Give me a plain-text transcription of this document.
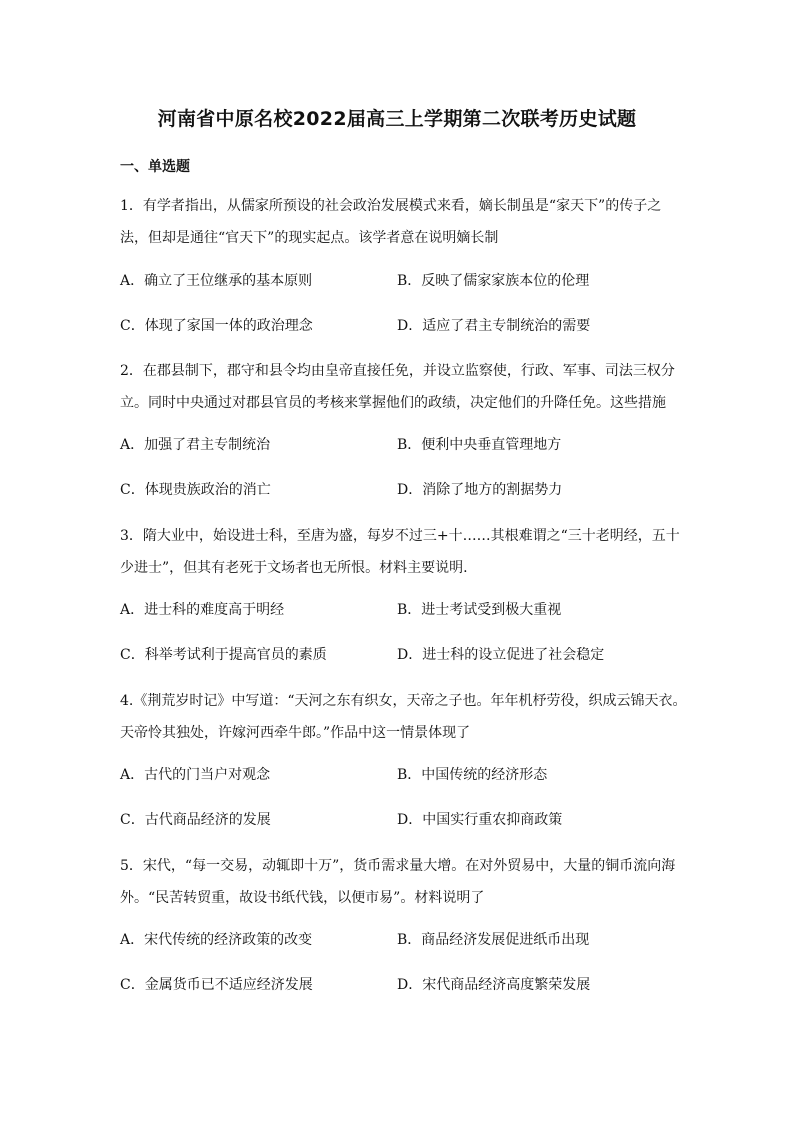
河南省中原名校2022届高三上学期第二次联考历史试题
一、单选题
1．有学者指出，从儒家所预设的社会政治发展模式来看，嫡长制虽是“家天下”的传子之
法，但却是通往“官天下”的现实起点。该学者意在说明嫡长制
A．确立了王位继承的基本原则	B．反映了儒家家族本位的伦理
C．体现了家国一体的政治理念	D．适应了君主专制统治的需要
2．在郡县制下，郡守和县令均由皇帝直接任免，并设立监察使，行政、军事、司法三权分
立。同时中央通过对郡县官员的考核来掌握他们的政绩，决定他们的升降任免。这些措施
A．加强了君主专制统治	B．便利中央垂直管理地方
C．体现贵族政治的消亡	D．消除了地方的割据势力
3．隋大业中，始设进士科，至唐为盛，每岁不过三+十……其根难谓之“三十老明经，五十
少进士”，但其有老死于文场者也无所恨。材料主要说明.
A．进士科的难度高于明经	B．进士考试受到极大重视
C．科举考试利于提高官员的素质	D．进士科的设立促进了社会稳定
4.《荆荒岁时记》中写道：“天河之东有织女，天帝之子也。年年机杼劳役，织成云锦天衣。
天帝怜其独处，许嫁河西牵牛郎。”作品中这一情景体现了
A．古代的门当户对观念	B．中国传统的经济形态
C．古代商品经济的发展	D．中国实行重农抑商政策
5．宋代，“每一交易，动辄即十万”，货币需求量大增。在对外贸易中，大量的铜币流向海
外。“民苦转贸重，故设书纸代钱，以便市易”。材料说明了
A．宋代传统的经济政策的改变	B．商品经济发展促进纸币出现
C．金属货币已不适应经济发展	D．宋代商品经济高度繁荣发展
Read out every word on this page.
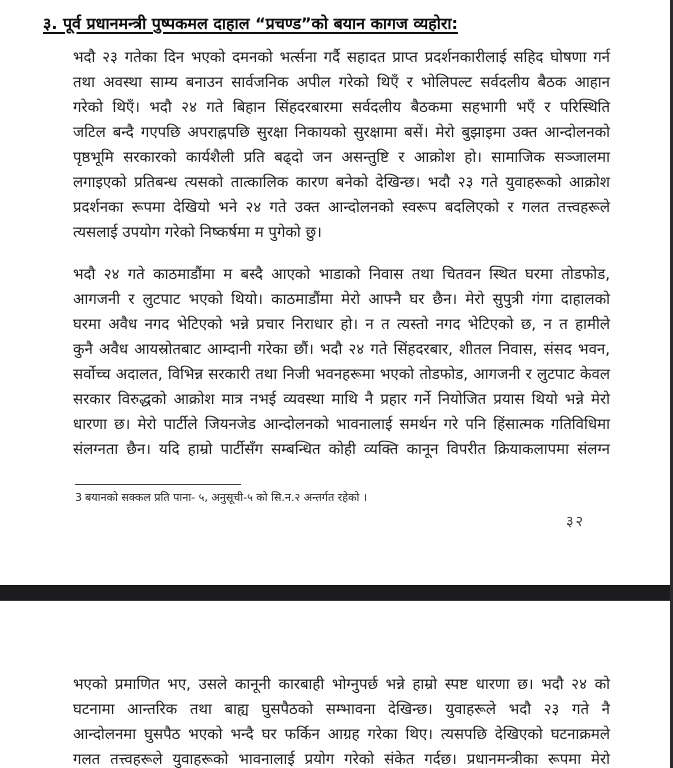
३. पूर्व प्रधानमन्त्री पुष्पकमल दाहाल “प्रचण्ड”को बयान कागज व्यहोरा:
भदौ २३ गतेका दिन भएको दमनको भर्त्सना गर्दै सहादत प्राप्त प्रदर्शनकारीलाई सहिद घोषणा गर्न
तथा अवस्था साम्य बनाउन सार्वजनिक अपील गरेको थिएँ र भोलिपल्ट सर्वदलीय बैठक आहान
गरेको थिएँ। भदौ २४ गते बिहान सिंहदरबारमा सर्वदलीय बैठकमा सहभागी भएँ र परिस्थिति
जटिल बन्दै गएपछि अपराह्नपछि सुरक्षा निकायको सुरक्षामा बसें। मेरो बुझाइमा उक्त आन्दोलनको
पृष्ठभूमि सरकारको कार्यशैली प्रति बढ्दो जन असन्तुष्टि र आक्रोश हो। सामाजिक सञ्जालमा
लगाइएको प्रतिबन्ध त्यसको तात्कालिक कारण बनेको देखिन्छ। भदौ २३ गते युवाहरूको आक्रोश
प्रदर्शनका रूपमा देखियो भने २४ गते उक्त आन्दोलनको स्वरूप बदलिएको र गलत तत्त्वहरूले
त्यसलाई उपयोग गरेको निष्कर्षमा म पुगेको छु।
भदौ २४ गते काठमाडौंमा म बस्दै आएको भाडाको निवास तथा चितवन स्थित घरमा तोडफोड,
आगजनी र लुटपाट भएको थियो। काठमाडौंमा मेरो आफ्नै घर छैन। मेरो सुपुत्री गंगा दाहालको
घरमा अवैध नगद भेटिएको भन्ने प्रचार निराधार हो। न त त्यस्तो नगद भेटिएको छ, न त हामीले
कुनै अवैध आयस्रोतबाट आम्दानी गरेका छौं। भदौ २४ गते सिंहदरबार, शीतल निवास, संसद भवन,
सर्वोच्च अदालत, विभिन्न सरकारी तथा निजी भवनहरूमा भएको तोडफोड, आगजनी र लुटपाट केवल
सरकार विरुद्धको आक्रोश मात्र नभई व्यवस्था माथि नै प्रहार गर्ने नियोजित प्रयास थियो भन्ने मेरो
धारणा छ। मेरो पार्टीले जियनजेड आन्दोलनको भावनालाई समर्थन गरे पनि हिंसात्मक गतिविधिमा
संलग्नता छैन। यदि हाम्रो पार्टीसँग सम्बन्धित कोही व्यक्ति कानून विपरीत क्रियाकलापमा संलग्न
3 बयानको सक्कल प्रति पाना- ५, अनुसूची-५ को सि.न.२ अन्तर्गत रहेको ।
३२
भएको प्रमाणित भए, उसले कानूनी कारबाही भोग्नुपर्छ भन्ने हाम्रो स्पष्ट धारणा छ। भदौ २४ को
घटनामा आन्तरिक तथा बाह्य घुसपैठको सम्भावना देखिन्छ। युवाहरूले भदौ २३ गते नै
आन्दोलनमा घुसपैठ भएको भन्दै घर फर्किन आग्रह गरेका थिए। त्यसपछि देखिएको घटनाक्रमले
गलत तत्त्वहरूले युवाहरूको भावनालाई प्रयोग गरेको संकेत गर्दछ। प्रधानमन्त्रीका रूपमा मेरो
================================
» **GOAL OF THE EXERCISE**: Review the preceding data and report every line that includes the string "हदरब".

» **COMPLETE ANSWER**:
गरेको थिएँ। भदौ २४ गते बिहान सिंहदरबारमा सर्वदलीय बैठकमा सहभागी भएँ र परिस्थिति
कुनै अवैध आयस्रोतबाट आम्दानी गरेका छौं। भदौ २४ गते सिंहदरबार, शीतल निवास, संसद भवन,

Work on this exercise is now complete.